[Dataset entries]
══════════
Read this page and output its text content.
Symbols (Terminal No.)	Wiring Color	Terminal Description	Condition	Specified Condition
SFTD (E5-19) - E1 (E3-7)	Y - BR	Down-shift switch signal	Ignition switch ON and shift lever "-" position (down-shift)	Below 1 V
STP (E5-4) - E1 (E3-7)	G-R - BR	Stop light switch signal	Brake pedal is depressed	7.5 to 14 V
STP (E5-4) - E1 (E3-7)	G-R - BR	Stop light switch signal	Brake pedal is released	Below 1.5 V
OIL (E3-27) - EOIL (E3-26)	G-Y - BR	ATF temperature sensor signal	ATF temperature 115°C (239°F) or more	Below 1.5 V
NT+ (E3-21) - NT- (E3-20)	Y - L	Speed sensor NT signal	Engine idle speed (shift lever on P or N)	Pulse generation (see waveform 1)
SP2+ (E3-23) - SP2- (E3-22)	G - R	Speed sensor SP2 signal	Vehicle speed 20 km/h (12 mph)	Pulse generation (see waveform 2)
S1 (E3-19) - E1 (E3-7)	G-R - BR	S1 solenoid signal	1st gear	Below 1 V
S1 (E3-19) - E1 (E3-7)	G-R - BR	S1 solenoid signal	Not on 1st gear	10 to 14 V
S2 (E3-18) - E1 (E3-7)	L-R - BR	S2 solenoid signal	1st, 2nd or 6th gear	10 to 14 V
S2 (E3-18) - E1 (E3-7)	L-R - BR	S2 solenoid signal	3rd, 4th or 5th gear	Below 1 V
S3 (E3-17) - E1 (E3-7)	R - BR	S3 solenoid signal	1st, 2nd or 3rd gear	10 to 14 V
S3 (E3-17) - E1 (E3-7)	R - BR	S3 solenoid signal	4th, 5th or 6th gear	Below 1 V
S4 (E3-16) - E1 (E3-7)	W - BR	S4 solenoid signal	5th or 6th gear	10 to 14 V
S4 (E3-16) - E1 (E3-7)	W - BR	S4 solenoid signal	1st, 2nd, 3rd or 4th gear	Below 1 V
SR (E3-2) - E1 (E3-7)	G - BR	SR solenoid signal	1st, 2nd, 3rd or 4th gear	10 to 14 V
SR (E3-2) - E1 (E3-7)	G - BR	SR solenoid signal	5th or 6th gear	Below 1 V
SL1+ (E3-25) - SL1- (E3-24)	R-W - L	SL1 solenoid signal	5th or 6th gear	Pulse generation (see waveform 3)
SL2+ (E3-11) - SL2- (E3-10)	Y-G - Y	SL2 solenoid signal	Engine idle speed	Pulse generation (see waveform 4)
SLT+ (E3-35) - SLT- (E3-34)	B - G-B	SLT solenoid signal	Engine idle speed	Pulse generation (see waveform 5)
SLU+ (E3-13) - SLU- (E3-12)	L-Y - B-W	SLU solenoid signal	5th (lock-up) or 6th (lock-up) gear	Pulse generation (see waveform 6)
══════════
## Task to complete
Report only how many lines of the listing hold the word "Stop".

## Answer for the task
2